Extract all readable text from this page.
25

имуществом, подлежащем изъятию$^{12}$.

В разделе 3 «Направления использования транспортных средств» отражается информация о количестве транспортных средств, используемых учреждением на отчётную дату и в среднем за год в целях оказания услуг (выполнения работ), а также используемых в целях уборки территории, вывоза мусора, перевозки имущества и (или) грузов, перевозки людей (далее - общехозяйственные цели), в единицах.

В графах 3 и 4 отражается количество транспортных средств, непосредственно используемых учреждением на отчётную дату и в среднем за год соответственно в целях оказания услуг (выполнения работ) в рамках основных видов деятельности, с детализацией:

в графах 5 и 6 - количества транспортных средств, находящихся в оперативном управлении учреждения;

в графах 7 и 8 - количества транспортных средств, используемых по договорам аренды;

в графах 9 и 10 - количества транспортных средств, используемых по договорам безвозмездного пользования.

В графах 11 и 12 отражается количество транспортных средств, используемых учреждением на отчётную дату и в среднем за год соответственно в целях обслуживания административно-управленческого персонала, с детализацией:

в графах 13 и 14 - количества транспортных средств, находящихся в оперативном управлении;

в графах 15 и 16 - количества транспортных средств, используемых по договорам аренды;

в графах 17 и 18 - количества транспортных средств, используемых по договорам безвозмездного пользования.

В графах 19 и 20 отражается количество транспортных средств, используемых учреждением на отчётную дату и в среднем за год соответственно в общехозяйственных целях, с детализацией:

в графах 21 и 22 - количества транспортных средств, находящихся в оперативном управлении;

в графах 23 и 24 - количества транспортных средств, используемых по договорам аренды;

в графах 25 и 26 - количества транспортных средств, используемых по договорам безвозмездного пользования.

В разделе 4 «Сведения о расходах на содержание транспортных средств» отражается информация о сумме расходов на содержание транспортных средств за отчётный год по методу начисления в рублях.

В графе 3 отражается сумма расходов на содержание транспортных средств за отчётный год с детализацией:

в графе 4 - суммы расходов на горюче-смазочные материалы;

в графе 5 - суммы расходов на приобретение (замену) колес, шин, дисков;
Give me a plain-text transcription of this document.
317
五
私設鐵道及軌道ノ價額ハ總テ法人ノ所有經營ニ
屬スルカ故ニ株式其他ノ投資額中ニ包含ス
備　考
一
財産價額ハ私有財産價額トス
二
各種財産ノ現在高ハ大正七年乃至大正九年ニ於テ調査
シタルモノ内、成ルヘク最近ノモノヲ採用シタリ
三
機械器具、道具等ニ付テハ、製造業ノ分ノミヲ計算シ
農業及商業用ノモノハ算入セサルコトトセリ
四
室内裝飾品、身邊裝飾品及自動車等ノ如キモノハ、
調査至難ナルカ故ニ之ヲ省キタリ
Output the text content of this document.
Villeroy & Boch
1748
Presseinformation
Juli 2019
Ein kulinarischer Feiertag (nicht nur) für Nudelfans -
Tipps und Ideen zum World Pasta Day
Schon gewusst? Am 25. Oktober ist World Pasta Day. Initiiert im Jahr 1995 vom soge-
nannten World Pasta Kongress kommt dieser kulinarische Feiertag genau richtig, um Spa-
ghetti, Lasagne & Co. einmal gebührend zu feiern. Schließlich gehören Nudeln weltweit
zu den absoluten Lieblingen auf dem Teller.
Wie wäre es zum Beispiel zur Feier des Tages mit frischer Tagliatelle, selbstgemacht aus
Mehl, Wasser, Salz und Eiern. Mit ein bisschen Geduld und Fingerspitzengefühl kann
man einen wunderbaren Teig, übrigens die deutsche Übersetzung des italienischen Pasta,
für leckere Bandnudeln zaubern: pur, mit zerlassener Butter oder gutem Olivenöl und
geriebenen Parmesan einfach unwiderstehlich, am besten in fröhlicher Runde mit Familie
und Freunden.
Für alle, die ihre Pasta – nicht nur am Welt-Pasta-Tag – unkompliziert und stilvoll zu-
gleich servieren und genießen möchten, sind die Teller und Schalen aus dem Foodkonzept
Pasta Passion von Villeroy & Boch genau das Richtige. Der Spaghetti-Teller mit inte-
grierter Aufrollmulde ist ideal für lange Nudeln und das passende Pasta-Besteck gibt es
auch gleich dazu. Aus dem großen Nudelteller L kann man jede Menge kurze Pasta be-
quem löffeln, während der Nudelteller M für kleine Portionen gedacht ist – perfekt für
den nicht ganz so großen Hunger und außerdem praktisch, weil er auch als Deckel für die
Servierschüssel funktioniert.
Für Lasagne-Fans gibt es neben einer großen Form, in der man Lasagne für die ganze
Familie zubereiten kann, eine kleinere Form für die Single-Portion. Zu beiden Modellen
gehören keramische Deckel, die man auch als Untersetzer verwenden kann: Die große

##########

> _Task brief_:
Write the listing out again, exactly as shown above.

> _Solution for this problem_:
Extract all readable text from this page.
25

имуществом, подлежащем изъятию$^{12}$.

В разделе 3 «Направления использования транспортных средств» отражается информация о количестве транспортных средств, используемых учреждением на отчётную дату и в среднем за год в целях оказания услуг (выполнения работ), а также используемых в целях уборки территории, вывоза мусора, перевозки имущества и (или) грузов, перевозки людей (далее - общехозяйственные цели), в единицах.

В графах 3 и 4 отражается количество транспортных средств, непосредственно используемых учреждением на отчётную дату и в среднем за год соответственно в целях оказания услуг (выполнения работ) в рамках основных видов деятельности, с детализацией:

в графах 5 и 6 - количества транспортных средств, находящихся в оперативном управлении учреждения;

в графах 7 и 8 - количества транспортных средств, используемых по договорам аренды;

в графах 9 и 10 - количества транспортных средств, используемых по договорам безвозмездного пользования.

В графах 11 и 12 отражается количество транспортных средств, используемых учреждением на отчётную дату и в среднем за год соответственно в целях обслуживания административно-управленческого персонала, с детализацией:

в графах 13 и 14 - количества транспортных средств, находящихся в оперативном управлении;

в графах 15 и 16 - количества транспортных средств, используемых по договорам аренды;

в графах 17 и 18 - количества транспортных средств, используемых по договорам безвозмездного пользования.

В графах 19 и 20 отражается количество транспортных средств, используемых учреждением на отчётную дату и в среднем за год соответственно в общехозяйственных целях, с детализацией:

в графах 21 и 22 - количества транспортных средств, находящихся в оперативном управлении;

в графах 23 и 24 - количества транспортных средств, используемых по договорам аренды;

в графах 25 и 26 - количества транспортных средств, используемых по договорам безвозмездного пользования.

В разделе 4 «Сведения о расходах на содержание транспортных средств» отражается информация о сумме расходов на содержание транспортных средств за отчётный год по методу начисления в рублях.

В графе 3 отражается сумма расходов на содержание транспортных средств за отчётный год с детализацией:

в графе 4 - суммы расходов на горюче-смазочные материалы;

в графе 5 - суммы расходов на приобретение (замену) колес, шин, дисков;
Give me a plain-text transcription of this document.
317
五
私設鐵道及軌道ノ價額ハ總テ法人ノ所有經營ニ
屬スルカ故ニ株式其他ノ投資額中ニ包含ス
備　考
一
財産價額ハ私有財産價額トス
二
各種財産ノ現在高ハ大正七年乃至大正九年ニ於テ調査
シタルモノ内、成ルヘク最近ノモノヲ採用シタリ
三
機械器具、道具等ニ付テハ、製造業ノ分ノミヲ計算シ
農業及商業用ノモノハ算入セサルコトトセリ
四
室内裝飾品、身邊裝飾品及自動車等ノ如キモノハ、
調査至難ナルカ故ニ之ヲ省キタリ
Output the text content of this document.
Villeroy & Boch
1748
Presseinformation
Juli 2019
Ein kulinarischer Feiertag (nicht nur) für Nudelfans -
Tipps und Ideen zum World Pasta Day
Schon gewusst? Am 25. Oktober ist World Pasta Day. Initiiert im Jahr 1995 vom soge-
nannten World Pasta Kongress kommt dieser kulinarische Feiertag genau richtig, um Spa-
ghetti, Lasagne & Co. einmal gebührend zu feiern. Schließlich gehören Nudeln weltweit
zu den absoluten Lieblingen auf dem Teller.
Wie wäre es zum Beispiel zur Feier des Tages mit frischer Tagliatelle, selbstgemacht aus
Mehl, Wasser, Salz und Eiern. Mit ein bisschen Geduld und Fingerspitzengefühl kann
man einen wunderbaren Teig, übrigens die deutsche Übersetzung des italienischen Pasta,
für leckere Bandnudeln zaubern: pur, mit zerlassener Butter oder gutem Olivenöl und
geriebenen Parmesan einfach unwiderstehlich, am besten in fröhlicher Runde mit Familie
und Freunden.
Für alle, die ihre Pasta – nicht nur am Welt-Pasta-Tag – unkompliziert und stilvoll zu-
gleich servieren und genießen möchten, sind die Teller und Schalen aus dem Foodkonzept
Pasta Passion von Villeroy & Boch genau das Richtige. Der Spaghetti-Teller mit inte-
grierter Aufrollmulde ist ideal für lange Nudeln und das passende Pasta-Besteck gibt es
auch gleich dazu. Aus dem großen Nudelteller L kann man jede Menge kurze Pasta be-
quem löffeln, während der Nudelteller M für kleine Portionen gedacht ist – perfekt für
den nicht ganz so großen Hunger und außerdem praktisch, weil er auch als Deckel für die
Servierschüssel funktioniert.
Für Lasagne-Fans gibt es neben einer großen Form, in der man Lasagne für die ganze
Familie zubereiten kann, eine kleinere Form für die Single-Portion. Zu beiden Modellen
gehören keramische Deckel, die man auch als Untersetzer verwenden kann: Die große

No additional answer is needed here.